Output an exact reproduction of the data.

____ Dataset entries

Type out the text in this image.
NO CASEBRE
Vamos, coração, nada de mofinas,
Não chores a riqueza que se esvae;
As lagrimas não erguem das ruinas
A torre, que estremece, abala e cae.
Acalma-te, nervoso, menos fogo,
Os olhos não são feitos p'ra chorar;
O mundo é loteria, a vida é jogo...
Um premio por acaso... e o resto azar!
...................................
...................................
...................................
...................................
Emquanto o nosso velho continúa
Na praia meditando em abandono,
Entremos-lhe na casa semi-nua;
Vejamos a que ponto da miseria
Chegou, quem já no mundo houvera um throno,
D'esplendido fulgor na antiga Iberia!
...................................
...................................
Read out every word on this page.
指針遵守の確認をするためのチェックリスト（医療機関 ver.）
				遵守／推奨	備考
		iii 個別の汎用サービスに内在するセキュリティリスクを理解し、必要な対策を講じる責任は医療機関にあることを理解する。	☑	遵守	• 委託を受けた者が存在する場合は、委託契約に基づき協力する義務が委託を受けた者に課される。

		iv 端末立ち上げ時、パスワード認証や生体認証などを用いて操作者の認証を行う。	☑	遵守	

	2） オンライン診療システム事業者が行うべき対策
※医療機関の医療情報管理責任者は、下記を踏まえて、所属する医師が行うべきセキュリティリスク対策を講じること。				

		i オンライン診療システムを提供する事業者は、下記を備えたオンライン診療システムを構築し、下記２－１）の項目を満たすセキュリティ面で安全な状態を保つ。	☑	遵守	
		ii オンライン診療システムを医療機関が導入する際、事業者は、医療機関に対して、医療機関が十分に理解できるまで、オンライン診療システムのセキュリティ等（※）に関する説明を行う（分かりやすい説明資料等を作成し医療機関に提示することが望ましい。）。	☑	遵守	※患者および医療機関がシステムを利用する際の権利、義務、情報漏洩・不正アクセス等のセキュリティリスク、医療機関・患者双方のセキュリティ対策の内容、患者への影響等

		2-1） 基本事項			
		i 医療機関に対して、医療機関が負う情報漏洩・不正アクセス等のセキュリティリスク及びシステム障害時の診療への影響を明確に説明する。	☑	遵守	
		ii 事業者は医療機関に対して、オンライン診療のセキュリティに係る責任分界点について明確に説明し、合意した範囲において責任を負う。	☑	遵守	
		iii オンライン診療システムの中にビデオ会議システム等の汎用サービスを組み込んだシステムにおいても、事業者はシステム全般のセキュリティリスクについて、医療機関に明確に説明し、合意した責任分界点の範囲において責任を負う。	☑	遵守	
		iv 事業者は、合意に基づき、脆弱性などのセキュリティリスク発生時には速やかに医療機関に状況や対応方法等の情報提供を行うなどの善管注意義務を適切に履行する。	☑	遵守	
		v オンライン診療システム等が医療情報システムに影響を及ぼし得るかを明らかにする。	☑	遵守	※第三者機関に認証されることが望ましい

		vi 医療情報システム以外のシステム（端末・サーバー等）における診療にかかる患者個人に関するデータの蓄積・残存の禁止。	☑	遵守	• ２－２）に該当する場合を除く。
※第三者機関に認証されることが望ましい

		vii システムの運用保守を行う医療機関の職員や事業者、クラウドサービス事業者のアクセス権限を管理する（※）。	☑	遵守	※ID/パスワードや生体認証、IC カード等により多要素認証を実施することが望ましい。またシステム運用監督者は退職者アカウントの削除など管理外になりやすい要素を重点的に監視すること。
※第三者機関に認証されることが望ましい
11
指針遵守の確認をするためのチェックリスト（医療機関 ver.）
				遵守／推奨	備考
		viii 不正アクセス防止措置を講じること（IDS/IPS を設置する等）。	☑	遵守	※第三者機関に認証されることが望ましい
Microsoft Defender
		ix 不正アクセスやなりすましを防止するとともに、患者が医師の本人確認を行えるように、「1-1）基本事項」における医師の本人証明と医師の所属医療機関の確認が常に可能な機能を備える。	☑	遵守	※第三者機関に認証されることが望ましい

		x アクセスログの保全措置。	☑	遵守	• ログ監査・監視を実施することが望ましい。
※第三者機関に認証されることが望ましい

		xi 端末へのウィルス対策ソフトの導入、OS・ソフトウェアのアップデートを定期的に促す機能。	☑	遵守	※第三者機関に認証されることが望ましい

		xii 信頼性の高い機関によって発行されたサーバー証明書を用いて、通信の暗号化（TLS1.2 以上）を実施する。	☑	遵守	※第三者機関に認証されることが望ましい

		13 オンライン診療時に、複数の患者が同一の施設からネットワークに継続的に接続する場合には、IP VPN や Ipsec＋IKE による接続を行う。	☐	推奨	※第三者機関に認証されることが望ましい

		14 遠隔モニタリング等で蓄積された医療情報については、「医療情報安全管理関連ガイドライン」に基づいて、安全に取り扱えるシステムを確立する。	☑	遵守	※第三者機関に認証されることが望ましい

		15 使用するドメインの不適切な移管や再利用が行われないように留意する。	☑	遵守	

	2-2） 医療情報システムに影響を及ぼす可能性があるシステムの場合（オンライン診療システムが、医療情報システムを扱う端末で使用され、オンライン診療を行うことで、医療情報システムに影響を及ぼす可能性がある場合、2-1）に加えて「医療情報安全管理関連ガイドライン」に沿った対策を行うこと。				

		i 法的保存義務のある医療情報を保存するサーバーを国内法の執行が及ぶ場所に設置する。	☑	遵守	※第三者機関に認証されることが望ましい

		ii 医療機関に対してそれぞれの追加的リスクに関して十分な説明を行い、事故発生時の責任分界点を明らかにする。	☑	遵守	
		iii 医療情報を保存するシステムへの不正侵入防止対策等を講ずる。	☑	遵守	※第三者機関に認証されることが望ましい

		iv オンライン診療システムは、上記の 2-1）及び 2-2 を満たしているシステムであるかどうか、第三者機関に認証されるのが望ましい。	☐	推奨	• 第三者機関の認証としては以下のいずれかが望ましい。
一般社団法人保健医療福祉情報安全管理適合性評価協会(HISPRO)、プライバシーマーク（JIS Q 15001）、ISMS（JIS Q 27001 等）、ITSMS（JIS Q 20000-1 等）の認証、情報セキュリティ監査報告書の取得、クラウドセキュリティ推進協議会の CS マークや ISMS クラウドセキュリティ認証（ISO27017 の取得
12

________

Solution for this exercise:
Type out the text in this image.
NO CASEBRE
Vamos, coração, nada de mofinas,
Não chores a riqueza que se esvae;
As lagrimas não erguem das ruinas
A torre, que estremece, abala e cae.
Acalma-te, nervoso, menos fogo,
Os olhos não são feitos p'ra chorar;
O mundo é loteria, a vida é jogo...
Um premio por acaso... e o resto azar!
...................................
...................................
...................................
...................................
Emquanto o nosso velho continúa
Na praia meditando em abandono,
Entremos-lhe na casa semi-nua;
Vejamos a que ponto da miseria
Chegou, quem já no mundo houvera um throno,
D'esplendido fulgor na antiga Iberia!
...................................
...................................
Read out every word on this page.
指針遵守の確認をするためのチェックリスト（医療機関 ver.）
				遵守／推奨	備考
		iii 個別の汎用サービスに内在するセキュリティリスクを理解し、必要な対策を講じる責任は医療機関にあることを理解する。	☑	遵守	• 委託を受けた者が存在する場合は、委託契約に基づき協力する義務が委託を受けた者に課される。

		iv 端末立ち上げ時、パスワード認証や生体認証などを用いて操作者の認証を行う。	☑	遵守	

	2） オンライン診療システム事業者が行うべき対策
※医療機関の医療情報管理責任者は、下記を踏まえて、所属する医師が行うべきセキュリティリスク対策を講じること。				

		i オンライン診療システムを提供する事業者は、下記を備えたオンライン診療システムを構築し、下記２－１）の項目を満たすセキュリティ面で安全な状態を保つ。	☑	遵守	
		ii オンライン診療システムを医療機関が導入する際、事業者は、医療機関に対して、医療機関が十分に理解できるまで、オンライン診療システムのセキュリティ等（※）に関する説明を行う（分かりやすい説明資料等を作成し医療機関に提示することが望ましい。）。	☑	遵守	※患者および医療機関がシステムを利用する際の権利、義務、情報漏洩・不正アクセス等のセキュリティリスク、医療機関・患者双方のセキュリティ対策の内容、患者への影響等

		2-1） 基本事項			
		i 医療機関に対して、医療機関が負う情報漏洩・不正アクセス等のセキュリティリスク及びシステム障害時の診療への影響を明確に説明する。	☑	遵守	
		ii 事業者は医療機関に対して、オンライン診療のセキュリティに係る責任分界点について明確に説明し、合意した範囲において責任を負う。	☑	遵守	
		iii オンライン診療システムの中にビデオ会議システム等の汎用サービスを組み込んだシステムにおいても、事業者はシステム全般のセキュリティリスクについて、医療機関に明確に説明し、合意した責任分界点の範囲において責任を負う。	☑	遵守	
		iv 事業者は、合意に基づき、脆弱性などのセキュリティリスク発生時には速やかに医療機関に状況や対応方法等の情報提供を行うなどの善管注意義務を適切に履行する。	☑	遵守	
		v オンライン診療システム等が医療情報システムに影響を及ぼし得るかを明らかにする。	☑	遵守	※第三者機関に認証されることが望ましい

		vi 医療情報システム以外のシステム（端末・サーバー等）における診療にかかる患者個人に関するデータの蓄積・残存の禁止。	☑	遵守	• ２－２）に該当する場合を除く。
※第三者機関に認証されることが望ましい

		vii システムの運用保守を行う医療機関の職員や事業者、クラウドサービス事業者のアクセス権限を管理する（※）。	☑	遵守	※ID/パスワードや生体認証、IC カード等により多要素認証を実施することが望ましい。またシステム運用監督者は退職者アカウントの削除など管理外になりやすい要素を重点的に監視すること。
※第三者機関に認証されることが望ましい
11
指針遵守の確認をするためのチェックリスト（医療機関 ver.）
				遵守／推奨	備考
		viii 不正アクセス防止措置を講じること（IDS/IPS を設置する等）。	☑	遵守	※第三者機関に認証されることが望ましい
Microsoft Defender
		ix 不正アクセスやなりすましを防止するとともに、患者が医師の本人確認を行えるように、「1-1）基本事項」における医師の本人証明と医師の所属医療機関の確認が常に可能な機能を備える。	☑	遵守	※第三者機関に認証されることが望ましい

		x アクセスログの保全措置。	☑	遵守	• ログ監査・監視を実施することが望ましい。
※第三者機関に認証されることが望ましい

		xi 端末へのウィルス対策ソフトの導入、OS・ソフトウェアのアップデートを定期的に促す機能。	☑	遵守	※第三者機関に認証されることが望ましい

		xii 信頼性の高い機関によって発行されたサーバー証明書を用いて、通信の暗号化（TLS1.2 以上）を実施する。	☑	遵守	※第三者機関に認証されることが望ましい

		13 オンライン診療時に、複数の患者が同一の施設からネットワークに継続的に接続する場合には、IP VPN や Ipsec＋IKE による接続を行う。	☐	推奨	※第三者機関に認証されることが望ましい

		14 遠隔モニタリング等で蓄積された医療情報については、「医療情報安全管理関連ガイドライン」に基づいて、安全に取り扱えるシステムを確立する。	☑	遵守	※第三者機関に認証されることが望ましい

		15 使用するドメインの不適切な移管や再利用が行われないように留意する。	☑	遵守	

	2-2） 医療情報システムに影響を及ぼす可能性があるシステムの場合（オンライン診療システムが、医療情報システムを扱う端末で使用され、オンライン診療を行うことで、医療情報システムに影響を及ぼす可能性がある場合、2-1）に加えて「医療情報安全管理関連ガイドライン」に沿った対策を行うこと。				

		i 法的保存義務のある医療情報を保存するサーバーを国内法の執行が及ぶ場所に設置する。	☑	遵守	※第三者機関に認証されることが望ましい

		ii 医療機関に対してそれぞれの追加的リスクに関して十分な説明を行い、事故発生時の責任分界点を明らかにする。	☑	遵守	
		iii 医療情報を保存するシステムへの不正侵入防止対策等を講ずる。	☑	遵守	※第三者機関に認証されることが望ましい

		iv オンライン診療システムは、上記の 2-1）及び 2-2 を満たしているシステムであるかどうか、第三者機関に認証されるのが望ましい。	☐	推奨	• 第三者機関の認証としては以下のいずれかが望ましい。
一般社団法人保健医療福祉情報安全管理適合性評価協会(HISPRO)、プライバシーマーク（JIS Q 15001）、ISMS（JIS Q 27001 等）、ITSMS（JIS Q 20000-1 等）の認証、情報セキュリティ監査報告書の取得、クラウドセキュリティ推進協議会の CS マークや ISMS クラウドセキュリティ認証（ISO27017 の取得
12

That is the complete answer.